(Data records)
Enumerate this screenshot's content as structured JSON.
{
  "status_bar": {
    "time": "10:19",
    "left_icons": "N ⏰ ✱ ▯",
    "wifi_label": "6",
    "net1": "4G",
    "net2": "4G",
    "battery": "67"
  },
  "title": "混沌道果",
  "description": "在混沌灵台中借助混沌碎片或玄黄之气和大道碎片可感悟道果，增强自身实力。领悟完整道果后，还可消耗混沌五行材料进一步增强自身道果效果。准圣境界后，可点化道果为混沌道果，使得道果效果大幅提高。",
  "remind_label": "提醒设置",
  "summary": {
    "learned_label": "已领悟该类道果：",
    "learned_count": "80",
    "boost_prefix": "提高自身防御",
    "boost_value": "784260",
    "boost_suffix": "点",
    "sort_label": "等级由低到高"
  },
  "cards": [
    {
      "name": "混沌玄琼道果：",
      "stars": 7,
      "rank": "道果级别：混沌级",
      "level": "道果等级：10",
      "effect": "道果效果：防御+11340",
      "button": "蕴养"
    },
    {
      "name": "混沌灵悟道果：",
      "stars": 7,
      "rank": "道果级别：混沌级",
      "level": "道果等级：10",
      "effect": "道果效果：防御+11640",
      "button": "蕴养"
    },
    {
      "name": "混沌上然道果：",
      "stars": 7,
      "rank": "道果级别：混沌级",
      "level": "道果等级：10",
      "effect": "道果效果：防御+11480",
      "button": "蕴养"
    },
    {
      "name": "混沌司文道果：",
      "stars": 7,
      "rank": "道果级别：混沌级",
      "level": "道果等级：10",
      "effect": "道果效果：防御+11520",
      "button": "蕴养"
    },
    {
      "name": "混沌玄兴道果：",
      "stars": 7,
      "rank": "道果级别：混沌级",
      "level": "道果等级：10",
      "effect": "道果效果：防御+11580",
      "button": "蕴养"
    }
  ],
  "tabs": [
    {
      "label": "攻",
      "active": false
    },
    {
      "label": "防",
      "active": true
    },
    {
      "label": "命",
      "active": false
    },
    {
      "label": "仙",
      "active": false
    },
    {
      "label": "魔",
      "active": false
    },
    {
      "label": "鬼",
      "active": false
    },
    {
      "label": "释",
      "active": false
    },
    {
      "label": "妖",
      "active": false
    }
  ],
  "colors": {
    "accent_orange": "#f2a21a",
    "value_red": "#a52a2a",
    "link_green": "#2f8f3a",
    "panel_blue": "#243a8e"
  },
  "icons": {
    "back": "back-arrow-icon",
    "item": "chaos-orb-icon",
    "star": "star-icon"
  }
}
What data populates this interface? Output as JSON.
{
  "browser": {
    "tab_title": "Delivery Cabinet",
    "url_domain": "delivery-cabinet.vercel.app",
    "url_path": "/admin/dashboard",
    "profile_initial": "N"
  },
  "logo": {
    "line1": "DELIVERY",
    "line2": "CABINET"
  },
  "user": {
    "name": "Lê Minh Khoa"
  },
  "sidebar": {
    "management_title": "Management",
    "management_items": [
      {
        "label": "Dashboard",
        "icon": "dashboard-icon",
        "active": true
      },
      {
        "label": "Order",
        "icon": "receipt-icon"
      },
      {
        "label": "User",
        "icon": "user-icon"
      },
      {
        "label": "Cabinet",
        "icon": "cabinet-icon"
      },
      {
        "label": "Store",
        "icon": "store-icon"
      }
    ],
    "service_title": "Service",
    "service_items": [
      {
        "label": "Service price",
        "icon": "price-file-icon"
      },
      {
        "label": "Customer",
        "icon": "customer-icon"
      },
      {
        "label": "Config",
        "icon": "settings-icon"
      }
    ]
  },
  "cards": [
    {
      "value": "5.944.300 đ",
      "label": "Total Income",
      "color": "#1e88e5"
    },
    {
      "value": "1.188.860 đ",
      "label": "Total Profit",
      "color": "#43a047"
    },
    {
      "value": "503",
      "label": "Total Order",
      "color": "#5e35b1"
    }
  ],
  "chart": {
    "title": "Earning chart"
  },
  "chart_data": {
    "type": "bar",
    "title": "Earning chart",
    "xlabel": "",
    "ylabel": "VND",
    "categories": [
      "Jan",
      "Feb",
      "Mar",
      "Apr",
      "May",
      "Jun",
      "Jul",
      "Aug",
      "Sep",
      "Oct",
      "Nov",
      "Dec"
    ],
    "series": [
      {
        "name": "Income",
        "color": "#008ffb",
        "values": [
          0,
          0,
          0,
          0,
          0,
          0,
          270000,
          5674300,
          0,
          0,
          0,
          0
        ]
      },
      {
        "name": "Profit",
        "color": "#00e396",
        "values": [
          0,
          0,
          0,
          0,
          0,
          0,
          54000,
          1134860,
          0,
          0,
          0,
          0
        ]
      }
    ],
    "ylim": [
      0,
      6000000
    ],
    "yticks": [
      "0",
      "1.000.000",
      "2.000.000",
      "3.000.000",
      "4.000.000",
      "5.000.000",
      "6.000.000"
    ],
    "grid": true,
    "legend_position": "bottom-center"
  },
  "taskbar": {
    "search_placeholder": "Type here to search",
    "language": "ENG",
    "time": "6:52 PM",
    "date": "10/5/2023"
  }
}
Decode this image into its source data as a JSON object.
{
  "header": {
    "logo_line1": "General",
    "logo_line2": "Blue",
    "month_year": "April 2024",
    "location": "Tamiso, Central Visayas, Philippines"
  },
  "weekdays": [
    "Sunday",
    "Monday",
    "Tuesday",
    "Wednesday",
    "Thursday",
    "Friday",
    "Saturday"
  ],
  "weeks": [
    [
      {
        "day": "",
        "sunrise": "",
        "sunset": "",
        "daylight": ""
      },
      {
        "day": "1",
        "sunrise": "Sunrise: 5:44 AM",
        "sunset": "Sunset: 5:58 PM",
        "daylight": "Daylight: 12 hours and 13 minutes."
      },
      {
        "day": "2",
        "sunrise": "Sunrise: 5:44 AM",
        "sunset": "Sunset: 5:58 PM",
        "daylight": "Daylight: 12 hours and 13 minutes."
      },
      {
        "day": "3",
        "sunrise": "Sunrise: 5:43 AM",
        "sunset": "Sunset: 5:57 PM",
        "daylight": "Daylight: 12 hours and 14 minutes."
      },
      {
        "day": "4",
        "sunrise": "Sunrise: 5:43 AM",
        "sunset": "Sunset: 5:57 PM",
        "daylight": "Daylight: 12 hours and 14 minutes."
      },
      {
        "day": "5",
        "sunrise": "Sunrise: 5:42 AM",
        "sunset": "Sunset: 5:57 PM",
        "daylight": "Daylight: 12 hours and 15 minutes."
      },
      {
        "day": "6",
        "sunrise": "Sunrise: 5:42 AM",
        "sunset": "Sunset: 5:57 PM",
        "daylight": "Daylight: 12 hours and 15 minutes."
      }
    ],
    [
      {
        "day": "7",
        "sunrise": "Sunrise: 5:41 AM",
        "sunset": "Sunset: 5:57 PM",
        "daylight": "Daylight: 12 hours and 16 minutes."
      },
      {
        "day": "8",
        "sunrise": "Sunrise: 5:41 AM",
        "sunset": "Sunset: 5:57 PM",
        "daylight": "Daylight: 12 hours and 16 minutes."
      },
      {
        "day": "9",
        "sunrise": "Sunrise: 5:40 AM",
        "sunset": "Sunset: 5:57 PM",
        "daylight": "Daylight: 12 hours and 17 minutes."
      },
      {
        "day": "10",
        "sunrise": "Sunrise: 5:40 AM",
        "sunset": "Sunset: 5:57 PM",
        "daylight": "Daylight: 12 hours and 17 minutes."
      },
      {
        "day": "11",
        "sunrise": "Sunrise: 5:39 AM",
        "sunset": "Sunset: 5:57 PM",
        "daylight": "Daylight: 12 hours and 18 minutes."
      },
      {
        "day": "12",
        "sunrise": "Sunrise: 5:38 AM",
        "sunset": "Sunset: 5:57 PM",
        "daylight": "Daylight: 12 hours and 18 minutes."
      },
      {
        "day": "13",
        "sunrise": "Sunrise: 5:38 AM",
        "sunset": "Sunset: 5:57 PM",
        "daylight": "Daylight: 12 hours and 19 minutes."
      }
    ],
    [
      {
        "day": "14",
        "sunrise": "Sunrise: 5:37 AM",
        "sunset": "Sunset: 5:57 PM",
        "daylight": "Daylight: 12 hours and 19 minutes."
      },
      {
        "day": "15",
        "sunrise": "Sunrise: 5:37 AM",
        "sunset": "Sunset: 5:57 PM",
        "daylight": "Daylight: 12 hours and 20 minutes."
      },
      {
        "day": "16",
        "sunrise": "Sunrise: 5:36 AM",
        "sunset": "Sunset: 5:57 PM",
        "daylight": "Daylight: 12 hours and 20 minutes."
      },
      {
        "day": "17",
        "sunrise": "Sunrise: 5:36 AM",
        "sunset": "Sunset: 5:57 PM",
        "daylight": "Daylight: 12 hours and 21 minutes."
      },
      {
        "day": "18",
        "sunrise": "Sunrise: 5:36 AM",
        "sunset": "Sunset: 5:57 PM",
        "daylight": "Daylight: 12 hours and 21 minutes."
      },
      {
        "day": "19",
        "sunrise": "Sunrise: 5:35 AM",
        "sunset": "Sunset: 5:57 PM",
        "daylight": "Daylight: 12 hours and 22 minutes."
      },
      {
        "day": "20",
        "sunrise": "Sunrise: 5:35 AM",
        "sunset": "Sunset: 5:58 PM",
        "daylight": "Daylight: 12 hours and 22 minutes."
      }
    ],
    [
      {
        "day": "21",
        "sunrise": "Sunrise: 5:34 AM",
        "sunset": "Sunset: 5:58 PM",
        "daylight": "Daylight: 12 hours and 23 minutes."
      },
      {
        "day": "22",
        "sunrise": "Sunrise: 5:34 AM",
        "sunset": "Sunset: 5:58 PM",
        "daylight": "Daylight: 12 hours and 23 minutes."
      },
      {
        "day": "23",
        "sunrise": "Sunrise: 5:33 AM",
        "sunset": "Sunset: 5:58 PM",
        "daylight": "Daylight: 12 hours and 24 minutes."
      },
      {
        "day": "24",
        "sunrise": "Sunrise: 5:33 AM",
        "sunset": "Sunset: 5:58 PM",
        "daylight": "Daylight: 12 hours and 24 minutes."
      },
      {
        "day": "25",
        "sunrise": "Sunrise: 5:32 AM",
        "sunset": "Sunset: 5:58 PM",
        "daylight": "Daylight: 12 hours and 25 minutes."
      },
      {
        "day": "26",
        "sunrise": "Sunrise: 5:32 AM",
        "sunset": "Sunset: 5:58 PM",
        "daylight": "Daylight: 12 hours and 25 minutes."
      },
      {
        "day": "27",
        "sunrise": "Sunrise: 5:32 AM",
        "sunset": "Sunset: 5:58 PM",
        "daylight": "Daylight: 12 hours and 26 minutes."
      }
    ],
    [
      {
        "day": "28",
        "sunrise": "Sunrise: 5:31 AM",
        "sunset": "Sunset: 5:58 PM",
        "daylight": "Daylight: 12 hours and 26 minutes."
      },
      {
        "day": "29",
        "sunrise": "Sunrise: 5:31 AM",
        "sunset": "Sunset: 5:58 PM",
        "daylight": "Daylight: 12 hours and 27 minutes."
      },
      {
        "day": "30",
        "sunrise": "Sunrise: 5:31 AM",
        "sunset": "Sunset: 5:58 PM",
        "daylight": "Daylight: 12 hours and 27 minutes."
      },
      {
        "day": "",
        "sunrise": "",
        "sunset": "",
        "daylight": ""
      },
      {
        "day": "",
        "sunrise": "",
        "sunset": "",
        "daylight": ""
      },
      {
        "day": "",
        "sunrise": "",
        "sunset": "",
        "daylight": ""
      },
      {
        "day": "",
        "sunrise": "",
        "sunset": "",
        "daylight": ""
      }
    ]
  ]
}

* **Stated task**:
Each line that has the word "JSON" counts once. How many such lines are in the data? Give the number alone.

* **Worked solution**:
3